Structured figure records
------

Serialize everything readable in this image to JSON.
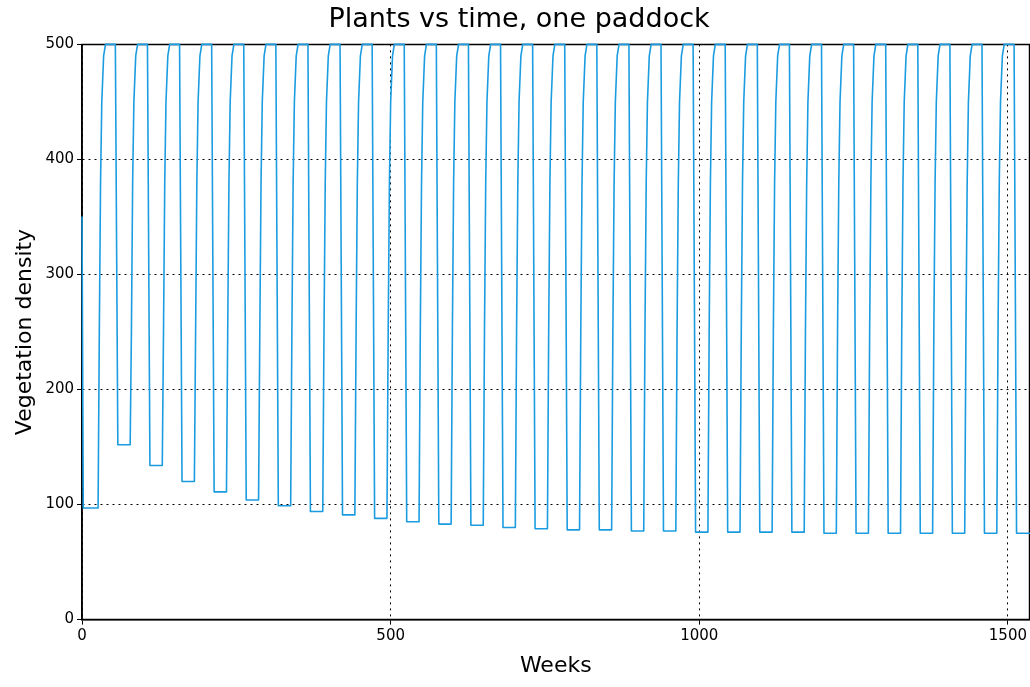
{
  "chart_data": {
    "type": "line",
    "title": "Plants vs time, one paddock",
    "xlabel": "Weeks",
    "ylabel": "Vegetation density",
    "xlim": [
      0,
      1535
    ],
    "xticks": [
      0,
      500,
      1000,
      1500
    ],
    "ylim": [
      0,
      500
    ],
    "yticks": [
      0,
      100,
      200,
      300,
      400,
      500
    ],
    "grid": true,
    "legend": false,
    "marker": "none",
    "line_style": "solid",
    "series": [
      {
        "color": "#1c9ce0",
        "x": [
          0,
          2,
          26,
          28,
          30,
          32,
          35,
          38,
          54,
          58,
          78,
          80,
          82,
          84,
          87,
          90,
          106,
          110,
          130,
          132,
          134,
          136,
          139,
          142,
          158,
          162,
          182,
          184,
          186,
          188,
          191,
          194,
          210,
          214,
          234,
          236,
          238,
          240,
          243,
          246,
          262,
          266,
          286,
          288,
          290,
          292,
          295,
          298,
          314,
          318,
          338,
          340,
          342,
          344,
          347,
          350,
          366,
          370,
          390,
          392,
          394,
          396,
          399,
          402,
          418,
          422,
          442,
          444,
          446,
          448,
          451,
          454,
          470,
          474,
          494,
          496,
          498,
          500,
          503,
          506,
          522,
          526,
          546,
          548,
          550,
          552,
          555,
          558,
          574,
          578,
          598,
          600,
          602,
          604,
          607,
          610,
          626,
          630,
          650,
          652,
          654,
          656,
          659,
          662,
          678,
          682,
          702,
          704,
          706,
          708,
          711,
          714,
          730,
          734,
          754,
          756,
          758,
          760,
          763,
          766,
          782,
          786,
          806,
          808,
          810,
          812,
          815,
          818,
          834,
          838,
          858,
          860,
          862,
          864,
          867,
          870,
          886,
          890,
          910,
          912,
          914,
          916,
          919,
          922,
          938,
          942,
          962,
          964,
          966,
          968,
          971,
          974,
          990,
          994,
          1014,
          1016,
          1018,
          1020,
          1023,
          1026,
          1042,
          1046,
          1066,
          1068,
          1070,
          1072,
          1075,
          1078,
          1094,
          1098,
          1118,
          1120,
          1122,
          1124,
          1127,
          1130,
          1146,
          1150,
          1170,
          1172,
          1174,
          1176,
          1179,
          1182,
          1198,
          1202,
          1222,
          1224,
          1226,
          1228,
          1231,
          1234,
          1250,
          1254,
          1274,
          1276,
          1278,
          1280,
          1283,
          1286,
          1302,
          1306,
          1326,
          1328,
          1330,
          1332,
          1335,
          1338,
          1354,
          1358,
          1378,
          1380,
          1382,
          1384,
          1387,
          1390,
          1406,
          1410,
          1430,
          1432,
          1434,
          1436,
          1439,
          1442,
          1458,
          1462,
          1482,
          1484,
          1486,
          1488,
          1491,
          1494,
          1510,
          1514,
          1535
        ],
        "values": [
          350,
          97,
          97,
          250,
          380,
          450,
          490,
          500,
          500,
          152,
          152,
          250,
          380,
          450,
          490,
          500,
          500,
          134,
          134,
          250,
          380,
          450,
          490,
          500,
          500,
          120,
          120,
          250,
          380,
          450,
          490,
          500,
          500,
          111,
          111,
          250,
          380,
          450,
          490,
          500,
          500,
          104,
          104,
          250,
          380,
          450,
          490,
          500,
          500,
          99,
          99,
          250,
          380,
          450,
          490,
          500,
          500,
          94,
          94,
          250,
          380,
          450,
          490,
          500,
          500,
          91,
          91,
          250,
          380,
          450,
          490,
          500,
          500,
          88,
          88,
          250,
          380,
          450,
          490,
          500,
          500,
          85,
          85,
          250,
          380,
          450,
          490,
          500,
          500,
          83,
          83,
          250,
          380,
          450,
          490,
          500,
          500,
          82,
          82,
          250,
          380,
          450,
          490,
          500,
          500,
          80,
          80,
          250,
          380,
          450,
          490,
          500,
          500,
          79,
          79,
          250,
          380,
          450,
          490,
          500,
          500,
          78,
          78,
          250,
          380,
          450,
          490,
          500,
          500,
          78,
          78,
          250,
          380,
          450,
          490,
          500,
          500,
          77,
          77,
          250,
          380,
          450,
          490,
          500,
          500,
          77,
          77,
          250,
          380,
          450,
          490,
          500,
          500,
          76,
          76,
          250,
          380,
          450,
          490,
          500,
          500,
          76,
          76,
          250,
          380,
          450,
          490,
          500,
          500,
          76,
          76,
          250,
          380,
          450,
          490,
          500,
          500,
          76,
          76,
          250,
          380,
          450,
          490,
          500,
          500,
          75,
          75,
          250,
          380,
          450,
          490,
          500,
          500,
          75,
          75,
          250,
          380,
          450,
          490,
          500,
          500,
          75,
          75,
          250,
          380,
          450,
          490,
          500,
          500,
          75,
          75,
          250,
          380,
          450,
          490,
          500,
          500,
          75,
          75,
          250,
          380,
          450,
          490,
          500,
          500,
          75,
          75,
          250,
          380,
          450,
          490,
          500,
          500,
          75,
          75
        ]
      }
    ]
  }
}
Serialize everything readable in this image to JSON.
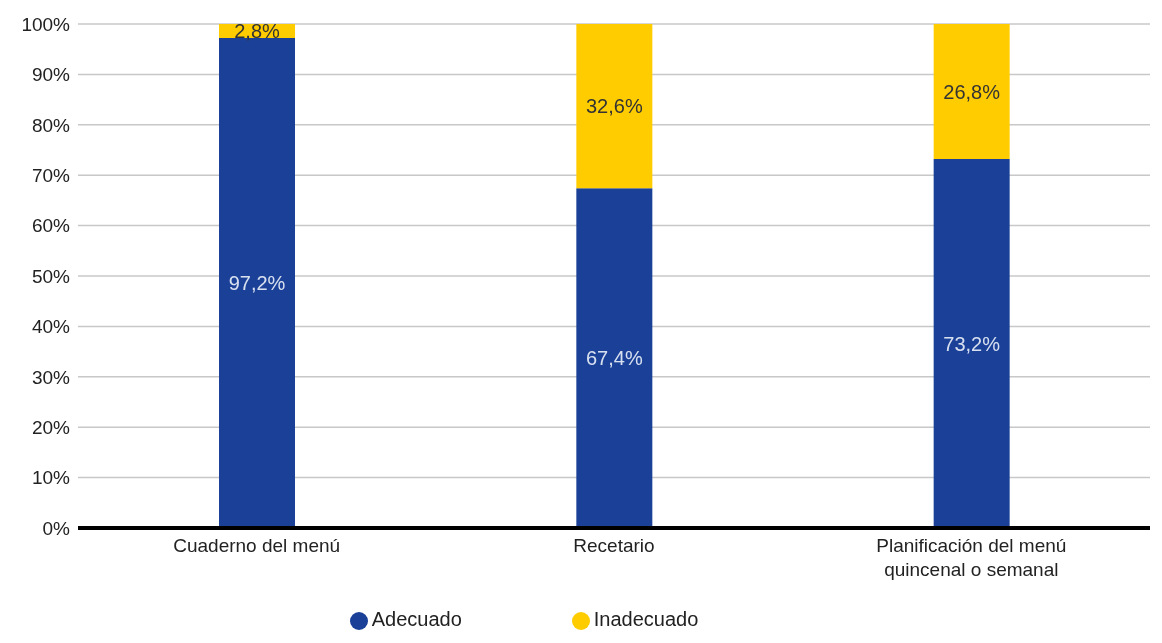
{
  "chart_data": {
    "type": "bar",
    "stacked": true,
    "categories": [
      "Cuaderno del menú",
      "Recetario",
      "Planificación del menú quincenal o semanal"
    ],
    "series": [
      {
        "name": "Adecuado",
        "color": "#1a4197",
        "values": [
          97.2,
          67.4,
          73.2
        ],
        "value_labels": [
          "97,2%",
          "67,4%",
          "73,2%"
        ]
      },
      {
        "name": "Inadecuado",
        "color": "#ffcc00",
        "values": [
          2.8,
          32.6,
          26.8
        ],
        "value_labels": [
          "2,8%",
          "32,6%",
          "26,8%"
        ]
      }
    ],
    "ylim": [
      0,
      100
    ],
    "yticks": [
      {
        "value": 0,
        "label": "0%"
      },
      {
        "value": 10,
        "label": "10%"
      },
      {
        "value": 20,
        "label": "20%"
      },
      {
        "value": 30,
        "label": "30%"
      },
      {
        "value": 40,
        "label": "40%"
      },
      {
        "value": 50,
        "label": "50%"
      },
      {
        "value": 60,
        "label": "60%"
      },
      {
        "value": 70,
        "label": "70%"
      },
      {
        "value": 80,
        "label": "80%"
      },
      {
        "value": 90,
        "label": "90%"
      },
      {
        "value": 100,
        "label": "100%"
      }
    ],
    "grid": "y",
    "legend": "bottom"
  }
}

------

• _WHAT TO PRODUCE_
Copy out all the entries exactly. Images stay out of the copy.

• _FINAL RESULT_
Serialize everything readable in this image to JSON.
{
  "chart_data": {
    "type": "line",
    "title": "Plants vs time, one paddock",
    "xlabel": "Weeks",
    "ylabel": "Vegetation density",
    "xlim": [
      0,
      1535
    ],
    "xticks": [
      0,
      500,
      1000,
      1500
    ],
    "ylim": [
      0,
      500
    ],
    "yticks": [
      0,
      100,
      200,
      300,
      400,
      500
    ],
    "grid": true,
    "legend": false,
    "marker": "none",
    "line_style": "solid",
    "series": [
      {
        "color": "#1c9ce0",
        "x": [
          0,
          2,
          26,
          28,
          30,
          32,
          35,
          38,
          54,
          58,
          78,
          80,
          82,
          84,
          87,
          90,
          106,
          110,
          130,
          132,
          134,
          136,
          139,
          142,
          158,
          162,
          182,
          184,
          186,
          188,
          191,
          194,
          210,
          214,
          234,
          236,
          238,
          240,
          243,
          246,
          262,
          266,
          286,
          288,
          290,
          292,
          295,
          298,
          314,
          318,
          338,
          340,
          342,
          344,
          347,
          350,
          366,
          370,
          390,
          392,
          394,
          396,
          399,
          402,
          418,
          422,
          442,
          444,
          446,
          448,
          451,
          454,
          470,
          474,
          494,
          496,
          498,
          500,
          503,
          506,
          522,
          526,
          546,
          548,
          550,
          552,
          555,
          558,
          574,
          578,
          598,
          600,
          602,
          604,
          607,
          610,
          626,
          630,
          650,
          652,
          654,
          656,
          659,
          662,
          678,
          682,
          702,
          704,
          706,
          708,
          711,
          714,
          730,
          734,
          754,
          756,
          758,
          760,
          763,
          766,
          782,
          786,
          806,
          808,
          810,
          812,
          815,
          818,
          834,
          838,
          858,
          860,
          862,
          864,
          867,
          870,
          886,
          890,
          910,
          912,
          914,
          916,
          919,
          922,
          938,
          942,
          962,
          964,
          966,
          968,
          971,
          974,
          990,
          994,
          1014,
          1016,
          1018,
          1020,
          1023,
          1026,
          1042,
          1046,
          1066,
          1068,
          1070,
          1072,
          1075,
          1078,
          1094,
          1098,
          1118,
          1120,
          1122,
          1124,
          1127,
          1130,
          1146,
          1150,
          1170,
          1172,
          1174,
          1176,
          1179,
          1182,
          1198,
          1202,
          1222,
          1224,
          1226,
          1228,
          1231,
          1234,
          1250,
          1254,
          1274,
          1276,
          1278,
          1280,
          1283,
          1286,
          1302,
          1306,
          1326,
          1328,
          1330,
          1332,
          1335,
          1338,
          1354,
          1358,
          1378,
          1380,
          1382,
          1384,
          1387,
          1390,
          1406,
          1410,
          1430,
          1432,
          1434,
          1436,
          1439,
          1442,
          1458,
          1462,
          1482,
          1484,
          1486,
          1488,
          1491,
          1494,
          1510,
          1514,
          1535
        ],
        "values": [
          350,
          97,
          97,
          250,
          380,
          450,
          490,
          500,
          500,
          152,
          152,
          250,
          380,
          450,
          490,
          500,
          500,
          134,
          134,
          250,
          380,
          450,
          490,
          500,
          500,
          120,
          120,
          250,
          380,
          450,
          490,
          500,
          500,
          111,
          111,
          250,
          380,
          450,
          490,
          500,
          500,
          104,
          104,
          250,
          380,
          450,
          490,
          500,
          500,
          99,
          99,
          250,
          380,
          450,
          490,
          500,
          500,
          94,
          94,
          250,
          380,
          450,
          490,
          500,
          500,
          91,
          91,
          250,
          380,
          450,
          490,
          500,
          500,
          88,
          88,
          250,
          380,
          450,
          490,
          500,
          500,
          85,
          85,
          250,
          380,
          450,
          490,
          500,
          500,
          83,
          83,
          250,
          380,
          450,
          490,
          500,
          500,
          82,
          82,
          250,
          380,
          450,
          490,
          500,
          500,
          80,
          80,
          250,
          380,
          450,
          490,
          500,
          500,
          79,
          79,
          250,
          380,
          450,
          490,
          500,
          500,
          78,
          78,
          250,
          380,
          450,
          490,
          500,
          500,
          78,
          78,
          250,
          380,
          450,
          490,
          500,
          500,
          77,
          77,
          250,
          380,
          450,
          490,
          500,
          500,
          77,
          77,
          250,
          380,
          450,
          490,
          500,
          500,
          76,
          76,
          250,
          380,
          450,
          490,
          500,
          500,
          76,
          76,
          250,
          380,
          450,
          490,
          500,
          500,
          76,
          76,
          250,
          380,
          450,
          490,
          500,
          500,
          76,
          76,
          250,
          380,
          450,
          490,
          500,
          500,
          75,
          75,
          250,
          380,
          450,
          490,
          500,
          500,
          75,
          75,
          250,
          380,
          450,
          490,
          500,
          500,
          75,
          75,
          250,
          380,
          450,
          490,
          500,
          500,
          75,
          75,
          250,
          380,
          450,
          490,
          500,
          500,
          75,
          75,
          250,
          380,
          450,
          490,
          500,
          500,
          75,
          75,
          250,
          380,
          450,
          490,
          500,
          500,
          75,
          75
        ]
      }
    ]
  }
}
Serialize everything readable in this image to JSON.
{
  "chart_data": {
    "type": "bar",
    "stacked": true,
    "categories": [
      "Cuaderno del menú",
      "Recetario",
      "Planificación del menú quincenal o semanal"
    ],
    "series": [
      {
        "name": "Adecuado",
        "color": "#1a4197",
        "values": [
          97.2,
          67.4,
          73.2
        ],
        "value_labels": [
          "97,2%",
          "67,4%",
          "73,2%"
        ]
      },
      {
        "name": "Inadecuado",
        "color": "#ffcc00",
        "values": [
          2.8,
          32.6,
          26.8
        ],
        "value_labels": [
          "2,8%",
          "32,6%",
          "26,8%"
        ]
      }
    ],
    "ylim": [
      0,
      100
    ],
    "yticks": [
      {
        "value": 0,
        "label": "0%"
      },
      {
        "value": 10,
        "label": "10%"
      },
      {
        "value": 20,
        "label": "20%"
      },
      {
        "value": 30,
        "label": "30%"
      },
      {
        "value": 40,
        "label": "40%"
      },
      {
        "value": 50,
        "label": "50%"
      },
      {
        "value": 60,
        "label": "60%"
      },
      {
        "value": 70,
        "label": "70%"
      },
      {
        "value": 80,
        "label": "80%"
      },
      {
        "value": 90,
        "label": "90%"
      },
      {
        "value": 100,
        "label": "100%"
      }
    ],
    "grid": "y",
    "legend": "bottom"
  }
}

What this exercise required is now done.